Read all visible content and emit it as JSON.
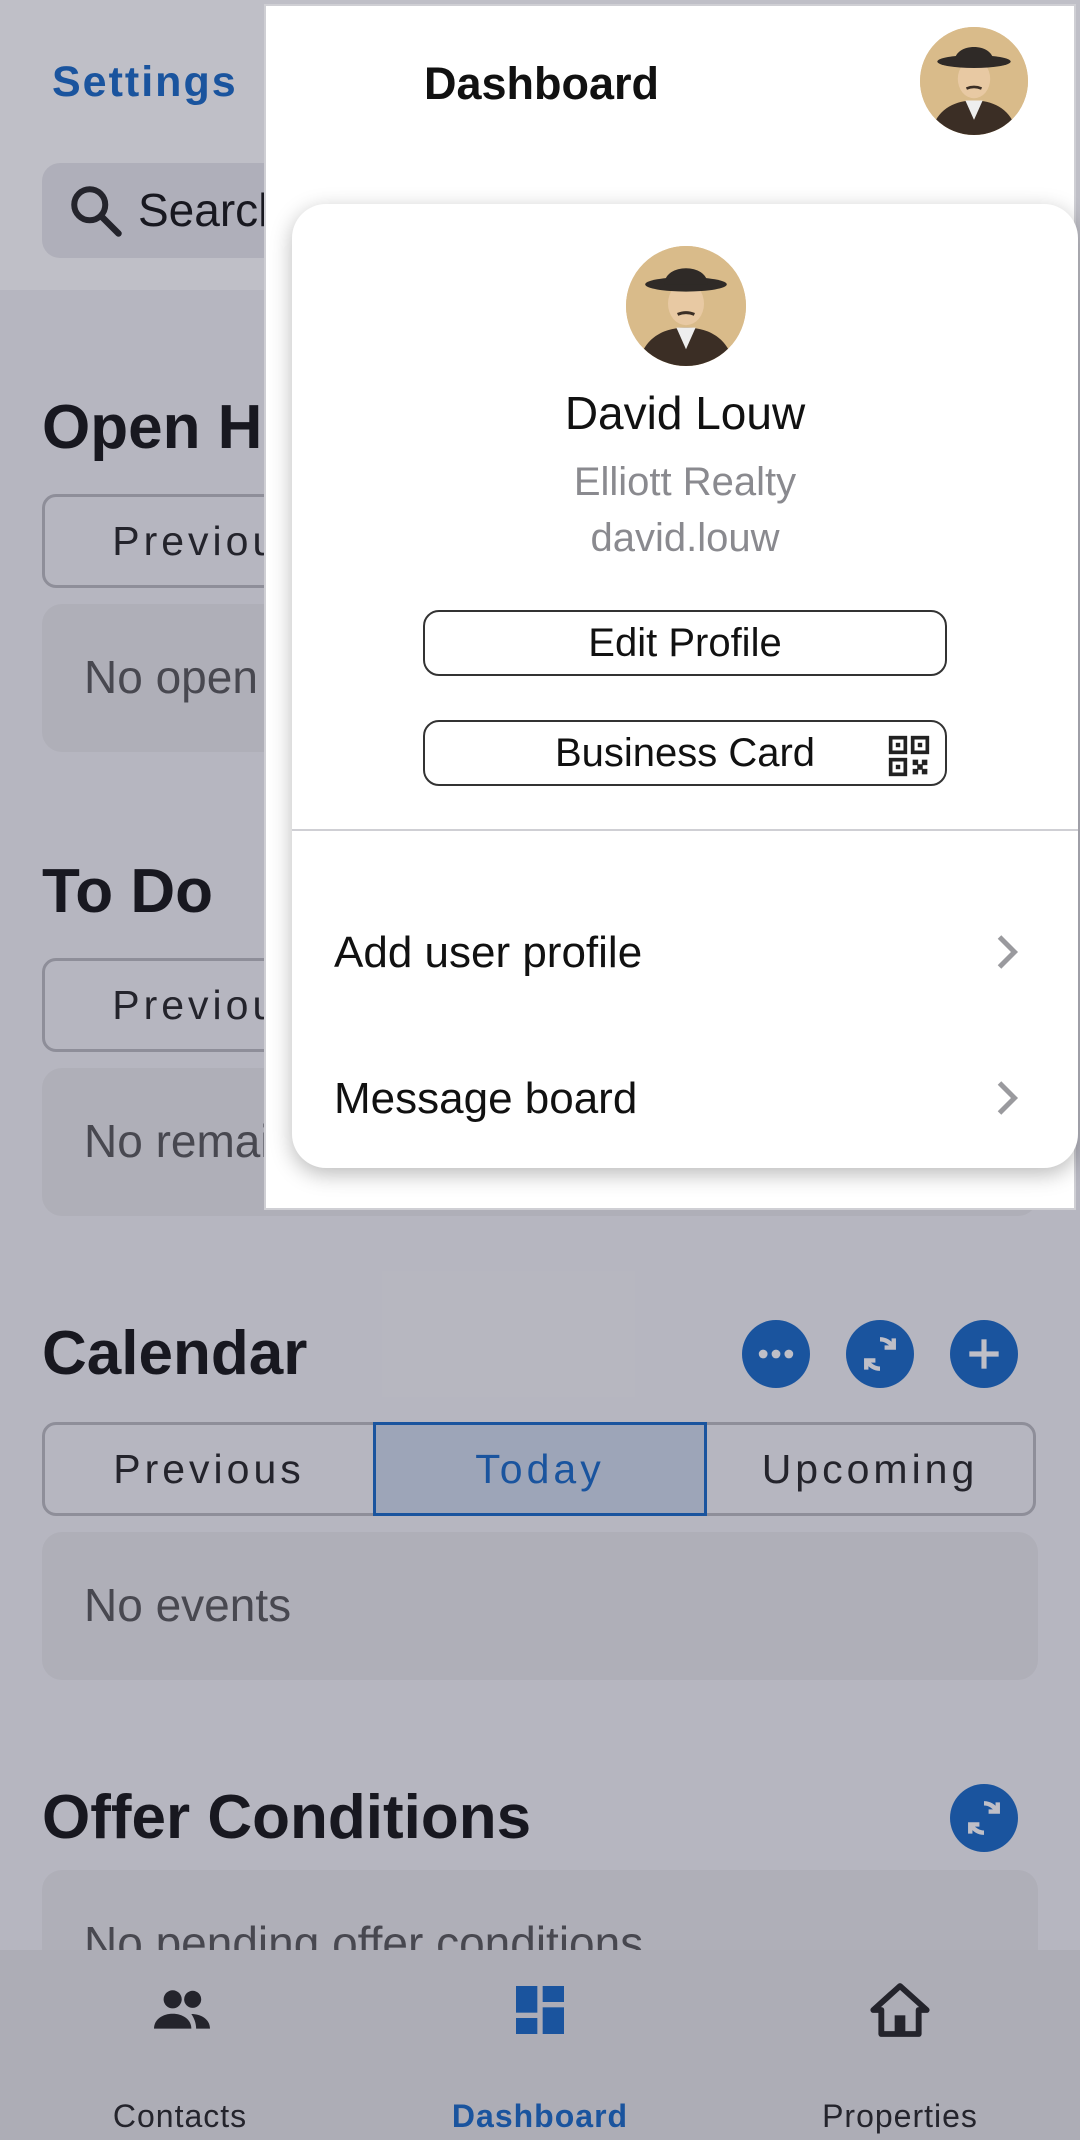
{
  "header": {
    "settings_label": "Settings",
    "search_placeholder": "Search"
  },
  "sections": {
    "open_house": {
      "title": "Open Ho",
      "tab_previous": "Previous",
      "empty_text": "No open h"
    },
    "todo": {
      "title": "To Do",
      "tab_previous": "Previous",
      "empty_text": "No remaining todays"
    },
    "calendar": {
      "title": "Calendar",
      "tabs": [
        "Previous",
        "Today",
        "Upcoming"
      ],
      "selected_tab": "Today",
      "empty_text": "No events"
    },
    "offer_conditions": {
      "title": "Offer Conditions",
      "empty_text": "No pending offer conditions"
    }
  },
  "bottom_nav": {
    "items": [
      {
        "label": "Contacts",
        "icon": "people-icon"
      },
      {
        "label": "Dashboard",
        "icon": "dashboard-icon",
        "active": true
      },
      {
        "label": "Properties",
        "icon": "house-icon"
      }
    ]
  },
  "panel": {
    "title": "Dashboard"
  },
  "profile": {
    "name": "David Louw",
    "company": "Elliott Realty",
    "username": "david.louw",
    "edit_profile_label": "Edit Profile",
    "business_card_label": "Business Card",
    "menu": [
      {
        "label": "Add user profile"
      },
      {
        "label": "Message board"
      }
    ]
  },
  "colors": {
    "accent": "#1466c5",
    "background": "#f3f3f5",
    "card": "#e8e8ea",
    "overlay": "rgba(44,44,70,0.30)"
  }
}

----------

Short task
Repeat the material above verbatim, with no pictures in the output.

Result
Read all visible content and emit it as JSON.
{
  "header": {
    "settings_label": "Settings",
    "search_placeholder": "Search"
  },
  "sections": {
    "open_house": {
      "title": "Open Ho",
      "tab_previous": "Previous",
      "empty_text": "No open h"
    },
    "todo": {
      "title": "To Do",
      "tab_previous": "Previous",
      "empty_text": "No remaining todays"
    },
    "calendar": {
      "title": "Calendar",
      "tabs": [
        "Previous",
        "Today",
        "Upcoming"
      ],
      "selected_tab": "Today",
      "empty_text": "No events"
    },
    "offer_conditions": {
      "title": "Offer Conditions",
      "empty_text": "No pending offer conditions"
    }
  },
  "bottom_nav": {
    "items": [
      {
        "label": "Contacts",
        "icon": "people-icon"
      },
      {
        "label": "Dashboard",
        "icon": "dashboard-icon",
        "active": true
      },
      {
        "label": "Properties",
        "icon": "house-icon"
      }
    ]
  },
  "panel": {
    "title": "Dashboard"
  },
  "profile": {
    "name": "David Louw",
    "company": "Elliott Realty",
    "username": "david.louw",
    "edit_profile_label": "Edit Profile",
    "business_card_label": "Business Card",
    "menu": [
      {
        "label": "Add user profile"
      },
      {
        "label": "Message board"
      }
    ]
  },
  "colors": {
    "accent": "#1466c5",
    "background": "#f3f3f5",
    "card": "#e8e8ea",
    "overlay": "rgba(44,44,70,0.30)"
  }
}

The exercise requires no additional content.